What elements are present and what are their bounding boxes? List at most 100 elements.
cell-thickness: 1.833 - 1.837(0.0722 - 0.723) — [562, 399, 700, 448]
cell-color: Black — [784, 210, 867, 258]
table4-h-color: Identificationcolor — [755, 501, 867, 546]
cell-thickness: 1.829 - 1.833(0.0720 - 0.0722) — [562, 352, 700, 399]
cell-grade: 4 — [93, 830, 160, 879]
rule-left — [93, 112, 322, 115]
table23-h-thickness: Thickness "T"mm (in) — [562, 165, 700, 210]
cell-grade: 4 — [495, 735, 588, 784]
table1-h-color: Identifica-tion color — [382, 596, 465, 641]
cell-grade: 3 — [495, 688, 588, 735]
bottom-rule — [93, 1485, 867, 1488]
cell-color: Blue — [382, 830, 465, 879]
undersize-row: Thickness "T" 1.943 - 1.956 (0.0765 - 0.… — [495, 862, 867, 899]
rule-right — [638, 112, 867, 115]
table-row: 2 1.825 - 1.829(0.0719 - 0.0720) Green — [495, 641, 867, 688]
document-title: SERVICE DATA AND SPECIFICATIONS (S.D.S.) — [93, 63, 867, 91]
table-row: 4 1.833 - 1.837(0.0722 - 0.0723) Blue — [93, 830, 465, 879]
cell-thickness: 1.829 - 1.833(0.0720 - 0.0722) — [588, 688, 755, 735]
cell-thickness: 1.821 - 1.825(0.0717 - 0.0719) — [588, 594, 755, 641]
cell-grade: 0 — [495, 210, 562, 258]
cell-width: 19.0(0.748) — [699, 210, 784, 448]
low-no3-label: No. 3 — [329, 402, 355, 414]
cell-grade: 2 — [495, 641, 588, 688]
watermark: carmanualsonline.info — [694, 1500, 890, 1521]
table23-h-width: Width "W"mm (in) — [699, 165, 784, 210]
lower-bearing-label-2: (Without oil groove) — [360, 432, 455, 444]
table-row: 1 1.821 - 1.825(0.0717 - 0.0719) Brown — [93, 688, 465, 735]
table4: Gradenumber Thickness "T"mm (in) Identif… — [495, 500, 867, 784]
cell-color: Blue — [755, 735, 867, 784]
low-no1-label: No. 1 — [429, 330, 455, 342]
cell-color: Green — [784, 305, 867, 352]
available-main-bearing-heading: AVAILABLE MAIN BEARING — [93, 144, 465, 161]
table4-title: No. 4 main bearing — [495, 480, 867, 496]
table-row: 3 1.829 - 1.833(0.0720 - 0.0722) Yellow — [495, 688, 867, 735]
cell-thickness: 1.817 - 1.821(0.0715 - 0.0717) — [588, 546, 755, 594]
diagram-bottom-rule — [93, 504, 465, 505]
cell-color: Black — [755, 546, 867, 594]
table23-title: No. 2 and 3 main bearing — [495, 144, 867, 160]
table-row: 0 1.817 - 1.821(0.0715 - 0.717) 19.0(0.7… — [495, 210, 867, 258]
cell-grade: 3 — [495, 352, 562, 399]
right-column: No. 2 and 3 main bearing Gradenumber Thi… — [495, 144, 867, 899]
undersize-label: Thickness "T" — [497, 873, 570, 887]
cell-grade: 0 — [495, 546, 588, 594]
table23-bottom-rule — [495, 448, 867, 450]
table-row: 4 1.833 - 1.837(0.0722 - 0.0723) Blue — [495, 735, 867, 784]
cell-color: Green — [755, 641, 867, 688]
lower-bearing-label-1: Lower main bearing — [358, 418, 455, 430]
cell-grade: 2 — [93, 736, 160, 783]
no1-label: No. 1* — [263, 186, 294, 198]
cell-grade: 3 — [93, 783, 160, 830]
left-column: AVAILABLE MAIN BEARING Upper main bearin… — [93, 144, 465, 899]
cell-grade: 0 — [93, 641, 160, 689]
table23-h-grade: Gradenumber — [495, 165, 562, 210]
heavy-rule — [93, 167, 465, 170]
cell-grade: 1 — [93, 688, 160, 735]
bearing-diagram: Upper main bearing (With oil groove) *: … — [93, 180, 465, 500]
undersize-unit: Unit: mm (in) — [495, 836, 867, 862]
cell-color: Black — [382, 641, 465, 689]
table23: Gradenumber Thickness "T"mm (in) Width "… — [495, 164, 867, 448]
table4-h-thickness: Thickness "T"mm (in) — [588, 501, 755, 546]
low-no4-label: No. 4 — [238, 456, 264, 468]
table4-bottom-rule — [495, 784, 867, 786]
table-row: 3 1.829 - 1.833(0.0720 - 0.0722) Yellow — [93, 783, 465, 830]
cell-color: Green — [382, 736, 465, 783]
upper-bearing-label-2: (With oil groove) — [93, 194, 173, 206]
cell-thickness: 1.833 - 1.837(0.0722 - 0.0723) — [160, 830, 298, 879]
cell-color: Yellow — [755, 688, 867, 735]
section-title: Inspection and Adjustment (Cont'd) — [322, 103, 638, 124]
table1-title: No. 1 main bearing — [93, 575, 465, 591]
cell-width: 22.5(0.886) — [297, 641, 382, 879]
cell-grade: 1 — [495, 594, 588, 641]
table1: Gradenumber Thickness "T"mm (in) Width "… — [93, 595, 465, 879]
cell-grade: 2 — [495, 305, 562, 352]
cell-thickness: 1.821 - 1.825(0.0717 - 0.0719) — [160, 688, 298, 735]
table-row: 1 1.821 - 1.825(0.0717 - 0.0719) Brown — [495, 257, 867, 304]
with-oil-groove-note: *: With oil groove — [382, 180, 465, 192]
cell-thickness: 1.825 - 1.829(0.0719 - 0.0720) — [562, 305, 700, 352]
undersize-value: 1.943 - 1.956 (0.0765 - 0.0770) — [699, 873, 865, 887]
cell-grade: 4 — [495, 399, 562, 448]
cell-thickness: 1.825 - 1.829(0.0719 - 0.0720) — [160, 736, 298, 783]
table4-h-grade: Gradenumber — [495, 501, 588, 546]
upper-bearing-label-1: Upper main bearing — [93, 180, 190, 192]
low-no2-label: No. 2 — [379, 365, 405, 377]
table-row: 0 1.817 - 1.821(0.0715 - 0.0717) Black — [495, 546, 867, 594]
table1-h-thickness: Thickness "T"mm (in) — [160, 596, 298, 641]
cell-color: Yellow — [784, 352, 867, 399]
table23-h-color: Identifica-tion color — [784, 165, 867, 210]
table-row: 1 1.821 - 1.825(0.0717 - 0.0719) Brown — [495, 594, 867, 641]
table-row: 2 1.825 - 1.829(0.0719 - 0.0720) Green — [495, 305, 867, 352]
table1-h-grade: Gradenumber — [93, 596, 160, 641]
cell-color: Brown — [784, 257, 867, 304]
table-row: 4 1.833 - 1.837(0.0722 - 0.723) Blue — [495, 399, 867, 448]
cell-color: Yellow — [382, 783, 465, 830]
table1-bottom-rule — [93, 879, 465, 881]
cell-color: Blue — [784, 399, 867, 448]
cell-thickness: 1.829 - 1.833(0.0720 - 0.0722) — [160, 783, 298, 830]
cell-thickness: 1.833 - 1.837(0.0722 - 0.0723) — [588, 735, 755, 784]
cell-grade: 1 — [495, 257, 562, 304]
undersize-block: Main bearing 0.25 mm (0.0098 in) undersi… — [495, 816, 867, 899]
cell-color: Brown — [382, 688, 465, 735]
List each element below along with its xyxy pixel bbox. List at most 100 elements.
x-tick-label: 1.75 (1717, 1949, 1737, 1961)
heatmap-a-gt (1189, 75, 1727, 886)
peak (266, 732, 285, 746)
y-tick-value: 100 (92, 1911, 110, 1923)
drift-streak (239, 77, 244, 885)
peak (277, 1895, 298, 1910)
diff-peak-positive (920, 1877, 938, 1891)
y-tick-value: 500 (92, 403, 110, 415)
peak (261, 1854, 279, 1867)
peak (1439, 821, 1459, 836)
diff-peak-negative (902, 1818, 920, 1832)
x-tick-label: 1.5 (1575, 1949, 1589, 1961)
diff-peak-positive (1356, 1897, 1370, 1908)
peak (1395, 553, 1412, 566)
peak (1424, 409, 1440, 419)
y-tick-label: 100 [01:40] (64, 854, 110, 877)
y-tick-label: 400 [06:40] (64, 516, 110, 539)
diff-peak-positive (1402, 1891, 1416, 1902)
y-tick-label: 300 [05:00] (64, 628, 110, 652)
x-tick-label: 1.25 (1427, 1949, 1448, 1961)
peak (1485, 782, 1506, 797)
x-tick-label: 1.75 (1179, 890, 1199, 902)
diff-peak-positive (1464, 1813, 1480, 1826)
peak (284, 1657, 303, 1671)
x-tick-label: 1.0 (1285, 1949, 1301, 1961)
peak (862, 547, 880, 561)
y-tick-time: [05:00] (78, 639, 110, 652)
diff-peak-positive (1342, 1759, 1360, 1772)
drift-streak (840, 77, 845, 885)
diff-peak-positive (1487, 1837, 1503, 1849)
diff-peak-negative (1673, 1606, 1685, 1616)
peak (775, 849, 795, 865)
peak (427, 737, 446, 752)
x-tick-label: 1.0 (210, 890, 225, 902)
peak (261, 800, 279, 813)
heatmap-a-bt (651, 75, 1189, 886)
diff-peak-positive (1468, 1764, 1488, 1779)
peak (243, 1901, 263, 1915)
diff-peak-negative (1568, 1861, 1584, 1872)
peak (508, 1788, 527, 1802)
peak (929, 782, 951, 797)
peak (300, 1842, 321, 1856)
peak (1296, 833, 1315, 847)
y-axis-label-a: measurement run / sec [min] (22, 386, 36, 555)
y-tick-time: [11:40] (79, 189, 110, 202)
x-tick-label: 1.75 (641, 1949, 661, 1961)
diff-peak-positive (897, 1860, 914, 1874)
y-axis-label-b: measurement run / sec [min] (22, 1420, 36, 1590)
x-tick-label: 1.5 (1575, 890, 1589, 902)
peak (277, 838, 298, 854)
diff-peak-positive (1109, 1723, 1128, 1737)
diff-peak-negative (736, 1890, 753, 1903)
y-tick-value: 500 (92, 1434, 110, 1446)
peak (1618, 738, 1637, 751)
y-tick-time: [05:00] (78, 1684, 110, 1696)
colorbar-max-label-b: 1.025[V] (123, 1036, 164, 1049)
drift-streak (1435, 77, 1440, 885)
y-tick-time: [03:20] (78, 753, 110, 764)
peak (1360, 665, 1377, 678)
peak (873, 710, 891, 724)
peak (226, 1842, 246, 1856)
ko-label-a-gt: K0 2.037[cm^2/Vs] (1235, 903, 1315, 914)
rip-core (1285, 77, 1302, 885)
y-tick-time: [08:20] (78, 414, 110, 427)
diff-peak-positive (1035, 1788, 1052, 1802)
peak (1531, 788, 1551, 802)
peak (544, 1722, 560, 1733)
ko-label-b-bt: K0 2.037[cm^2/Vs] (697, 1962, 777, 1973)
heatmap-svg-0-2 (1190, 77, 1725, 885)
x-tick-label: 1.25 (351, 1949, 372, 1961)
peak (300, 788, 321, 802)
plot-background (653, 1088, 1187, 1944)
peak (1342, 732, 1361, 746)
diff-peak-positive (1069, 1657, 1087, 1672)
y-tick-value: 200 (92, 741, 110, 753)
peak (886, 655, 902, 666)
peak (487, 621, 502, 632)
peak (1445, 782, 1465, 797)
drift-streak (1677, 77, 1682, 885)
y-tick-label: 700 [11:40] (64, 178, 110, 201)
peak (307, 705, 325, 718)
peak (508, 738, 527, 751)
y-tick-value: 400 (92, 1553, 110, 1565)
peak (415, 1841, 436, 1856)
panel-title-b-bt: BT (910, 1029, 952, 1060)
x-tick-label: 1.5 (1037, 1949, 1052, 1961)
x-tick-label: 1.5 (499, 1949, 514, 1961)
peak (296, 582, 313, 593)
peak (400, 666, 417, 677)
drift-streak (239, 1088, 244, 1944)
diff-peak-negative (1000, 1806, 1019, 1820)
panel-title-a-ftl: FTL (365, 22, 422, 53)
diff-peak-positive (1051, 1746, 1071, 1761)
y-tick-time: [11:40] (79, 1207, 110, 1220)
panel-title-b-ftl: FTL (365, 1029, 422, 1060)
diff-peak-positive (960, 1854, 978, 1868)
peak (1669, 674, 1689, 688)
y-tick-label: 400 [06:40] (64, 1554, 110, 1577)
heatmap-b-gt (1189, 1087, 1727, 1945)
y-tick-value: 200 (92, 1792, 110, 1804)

> WRITTEN TASK
Please repeat the material from its start through the line containing "165, 784, 210]", replacing "Blue" with "Navy" and leaving everything else unchanged.

> WRITTEN ANSWER
What elements are present and what are their bounding boxes? List at most 100 elements.
cell-thickness: 1.833 - 1.837(0.0722 - 0.723) — [562, 399, 700, 448]
cell-color: Black — [784, 210, 867, 258]
table4-h-color: Identificationcolor — [755, 501, 867, 546]
cell-thickness: 1.829 - 1.833(0.0720 - 0.0722) — [562, 352, 700, 399]
cell-grade: 4 — [93, 830, 160, 879]
rule-left — [93, 112, 322, 115]
table23-h-thickness: Thickness "T"mm (in) — [562, 165, 700, 210]
cell-grade: 4 — [495, 735, 588, 784]
table1-h-color: Identifica-tion color — [382, 596, 465, 641]
cell-grade: 3 — [495, 688, 588, 735]
bottom-rule — [93, 1485, 867, 1488]
cell-color: Navy — [382, 830, 465, 879]
undersize-row: Thickness "T" 1.943 - 1.956 (0.0765 - 0.… — [495, 862, 867, 899]
rule-right — [638, 112, 867, 115]
table-row: 2 1.825 - 1.829(0.0719 - 0.0720) Green — [495, 641, 867, 688]
document-title: SERVICE DATA AND SPECIFICATIONS (S.D.S.) — [93, 63, 867, 91]
table-row: 4 1.833 - 1.837(0.0722 - 0.0723) Navy — [93, 830, 465, 879]
cell-thickness: 1.829 - 1.833(0.0720 - 0.0722) — [588, 688, 755, 735]
cell-thickness: 1.821 - 1.825(0.0717 - 0.0719) — [588, 594, 755, 641]
cell-grade: 0 — [495, 210, 562, 258]
cell-width: 19.0(0.748) — [699, 210, 784, 448]
low-no3-label: No. 3 — [329, 402, 355, 414]
cell-grade: 2 — [495, 641, 588, 688]
watermark: carmanualsonline.info — [694, 1500, 890, 1521]
table23-h-width: Width "W"mm (in) — [699, 165, 784, 210]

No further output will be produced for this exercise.